(REQUIRED TASK) Omit all images, then return the remaining material exactly as it stands.

(SUPPLIED MATERIAL)
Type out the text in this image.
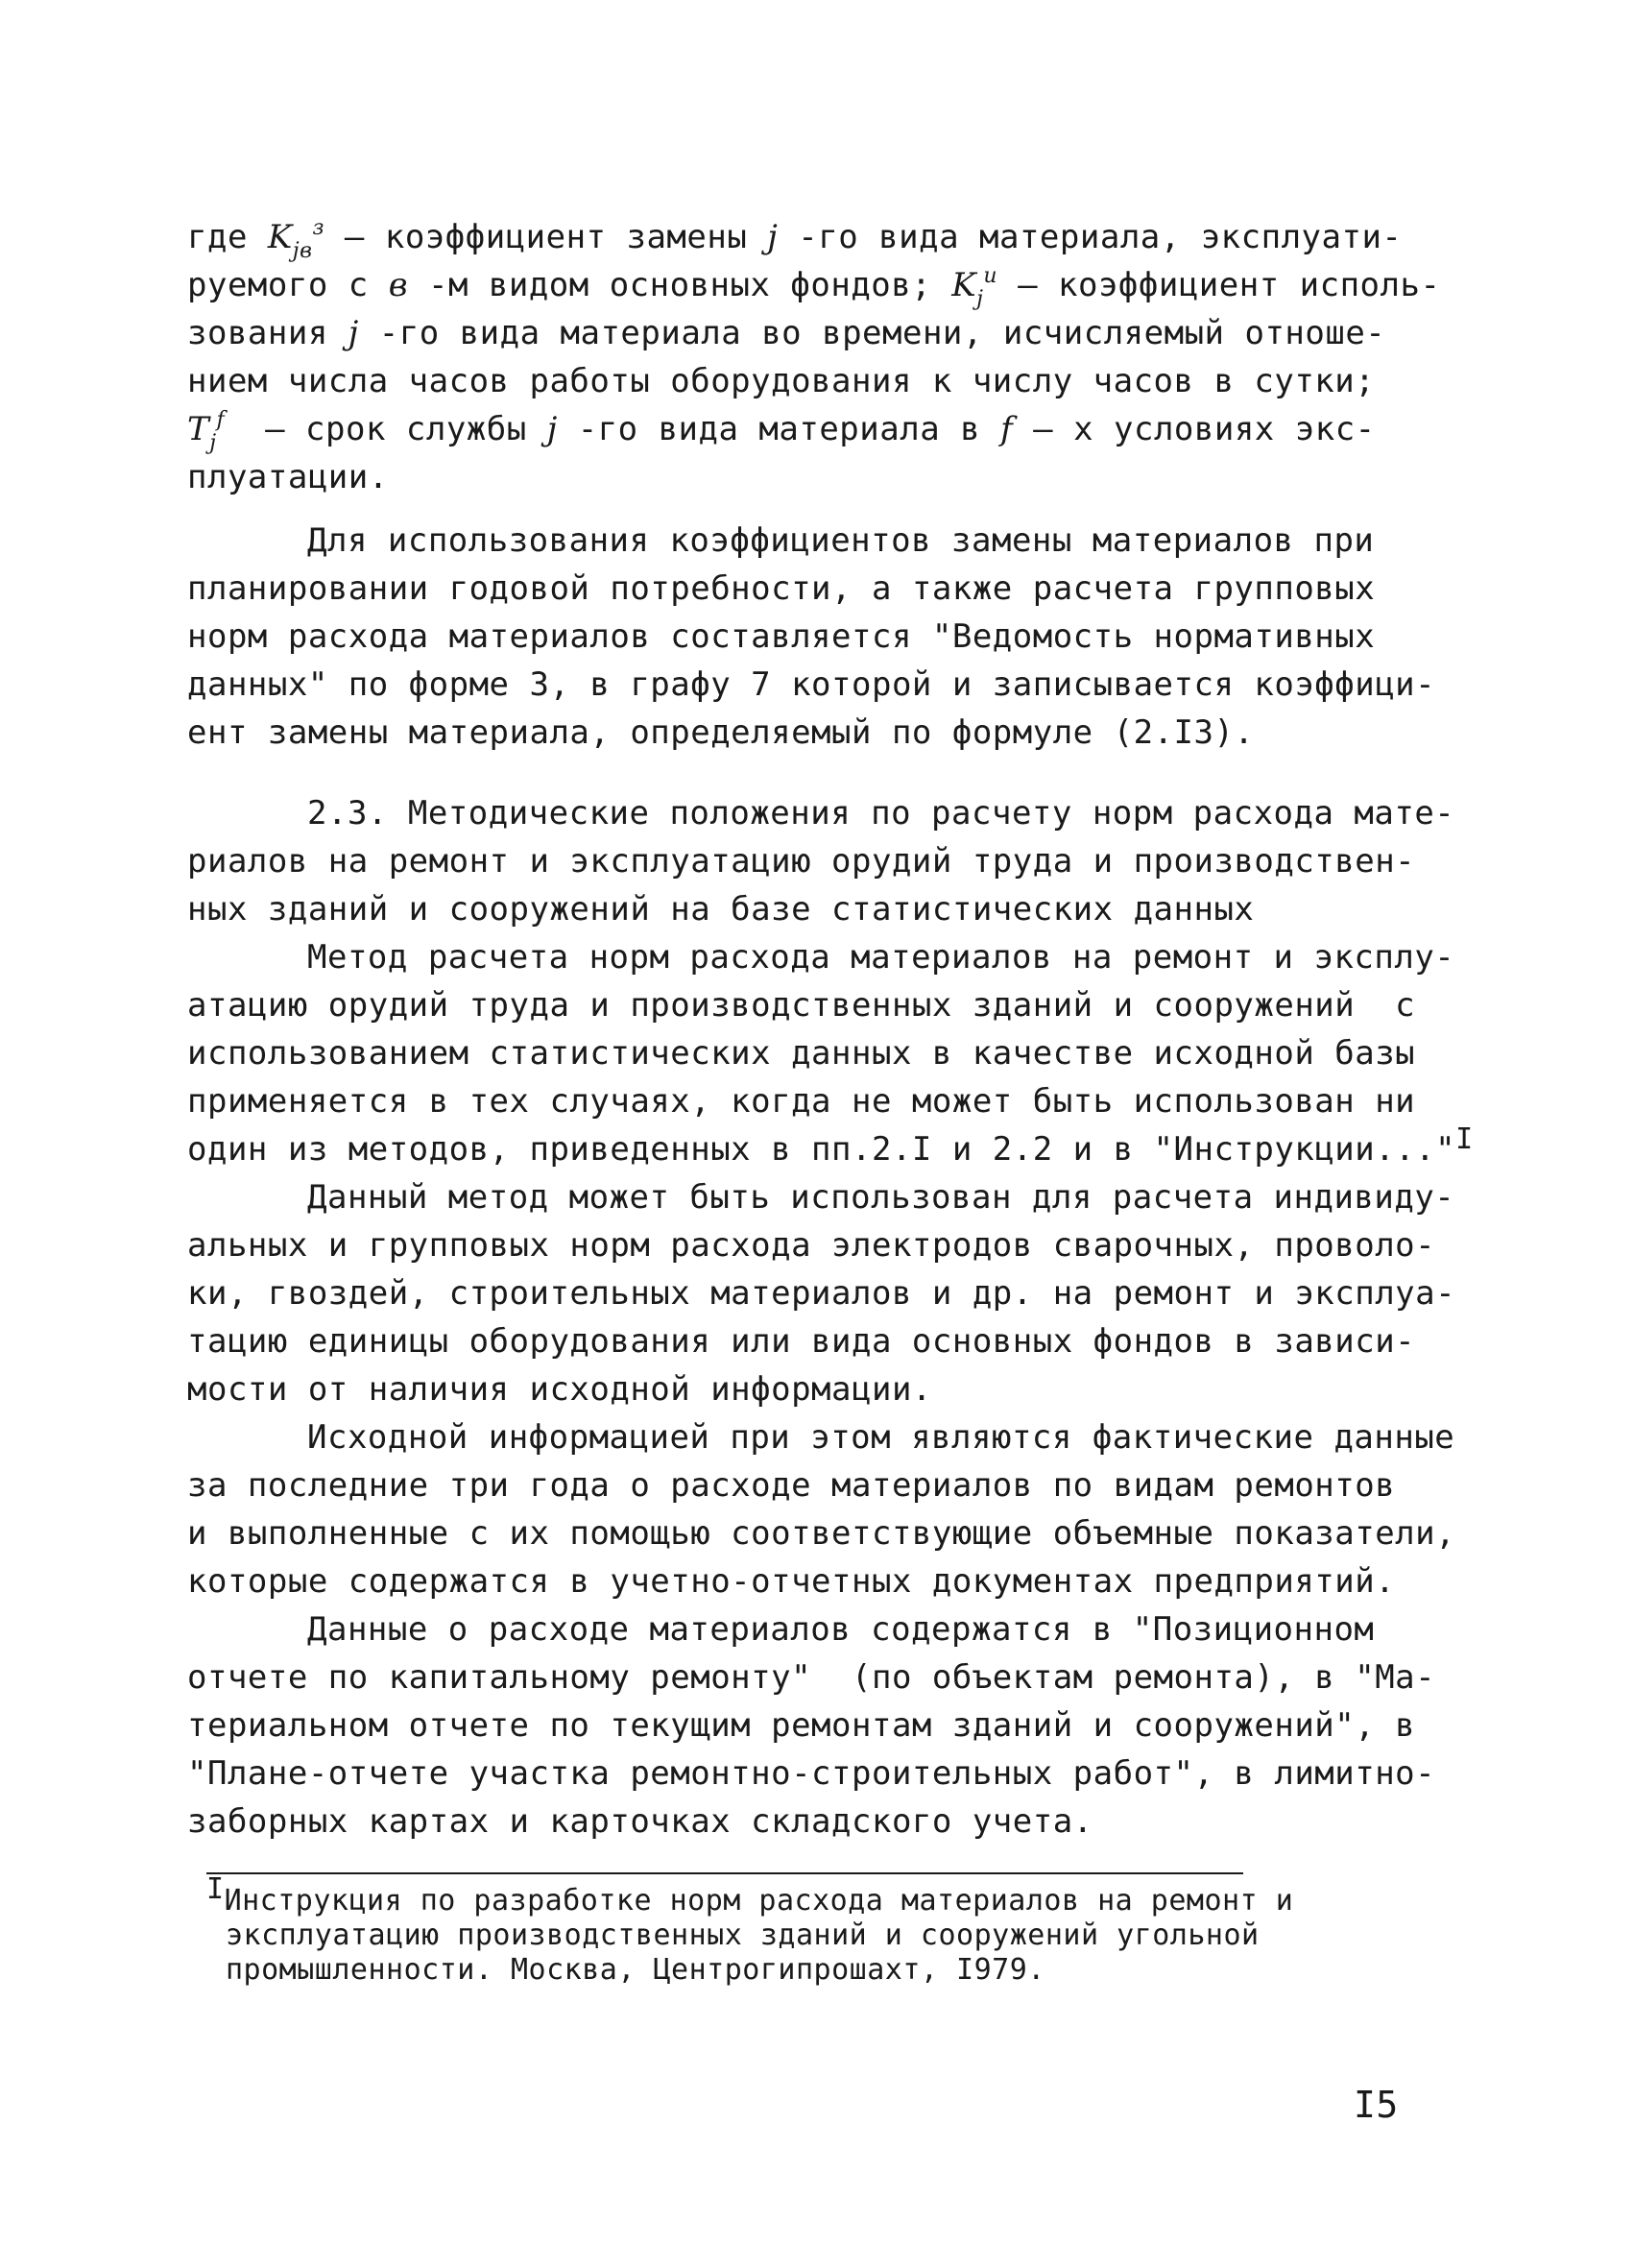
где $K_{jв}^з$ – коэффициент замены j -го вида материала, эксплуати-
руемого с в -м видом основных фондов; $K_j^и$ – коэффициент исполь-
зования j -го вида материала во времени, исчисляемый отноше-
нием числа часов работы оборудования к числу часов в сутки;
$T_j^f$  – срок службы j -го вида материала в f – х условиях экс-
плуатации.
Для использования коэффициентов замены материалов при
планировании годовой потребности, а также расчета групповых
норм расхода материалов составляется "Ведомость нормативных
данных" по форме 3, в графу 7 которой и записывается коэффици-
ент замены материала, определяемый по формуле (2.I3).
2.3. Методические положения по расчету норм расхода мате-
риалов на ремонт и эксплуатацию орудий труда и производствен-
ных зданий и сооружений на базе статистических данных
Метод расчета норм расхода материалов на ремонт и эксплу-
атацию орудий труда и производственных зданий и сооружений  с
использованием статистических данных в качестве исходной базы
применяется в тех случаях, когда не может быть использован ни
один из методов, приведенных в пп.2.I и 2.2 и в "Инструкции..."I
Данный метод может быть использован для расчета индивиду-
альных и групповых норм расхода электродов сварочных, проволо-
ки, гвоздей, строительных материалов и др. на ремонт и эксплуа-
тацию единицы оборудования или вида основных фондов в зависи-
мости от наличия исходной информации.
Исходной информацией при этом являются фактические данные
за последние три года о расходе материалов по видам ремонтов
и выполненные с их помощью соответствующие объемные показатели,
которые содержатся в учетно-отчетных документах предприятий.
Данные о расходе материалов содержатся в "Позиционном
отчете по капитальному ремонту"  (по объектам ремонта), в "Ма-
териальном отчете по текущим ремонтам зданий и сооружений", в
"Плане-отчете участка ремонтно-строительных работ", в лимитно-
заборных картах и карточках складского учета.
IИнструкция по разработке норм расхода материалов на ремонт и
эксплуатацию производственных зданий и сооружений угольной
промышленности. Москва, Центрогипрошахт, I979.
I5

(ANSWER TO THIS PROBLEM)
Type out the text in this image.
где $K_{jв}^з$ – коэффициент замены j -го вида материала, эксплуати-
руемого с в -м видом основных фондов; $K_j^и$ – коэффициент исполь-
зования j -го вида материала во времени, исчисляемый отноше-
нием числа часов работы оборудования к числу часов в сутки;
$T_j^f$  – срок службы j -го вида материала в f – х условиях экс-
плуатации.
Для использования коэффициентов замены материалов при
планировании годовой потребности, а также расчета групповых
норм расхода материалов составляется "Ведомость нормативных
данных" по форме 3, в графу 7 которой и записывается коэффици-
ент замены материала, определяемый по формуле (2.I3).
2.3. Методические положения по расчету норм расхода мате-
риалов на ремонт и эксплуатацию орудий труда и производствен-
ных зданий и сооружений на базе статистических данных
Метод расчета норм расхода материалов на ремонт и эксплу-
атацию орудий труда и производственных зданий и сооружений  с
использованием статистических данных в качестве исходной базы
применяется в тех случаях, когда не может быть использован ни
один из методов, приведенных в пп.2.I и 2.2 и в "Инструкции..."I
Данный метод может быть использован для расчета индивиду-
альных и групповых норм расхода электродов сварочных, проволо-
ки, гвоздей, строительных материалов и др. на ремонт и эксплуа-
тацию единицы оборудования или вида основных фондов в зависи-
мости от наличия исходной информации.
Исходной информацией при этом являются фактические данные
за последние три года о расходе материалов по видам ремонтов
и выполненные с их помощью соответствующие объемные показатели,
которые содержатся в учетно-отчетных документах предприятий.
Данные о расходе материалов содержатся в "Позиционном
отчете по капитальному ремонту"  (по объектам ремонта), в "Ма-
териальном отчете по текущим ремонтам зданий и сооружений", в
"Плане-отчете участка ремонтно-строительных работ", в лимитно-
заборных картах и карточках складского учета.
IИнструкция по разработке норм расхода материалов на ремонт и
эксплуатацию производственных зданий и сооружений угольной
промышленности. Москва, Центрогипрошахт, I979.
I5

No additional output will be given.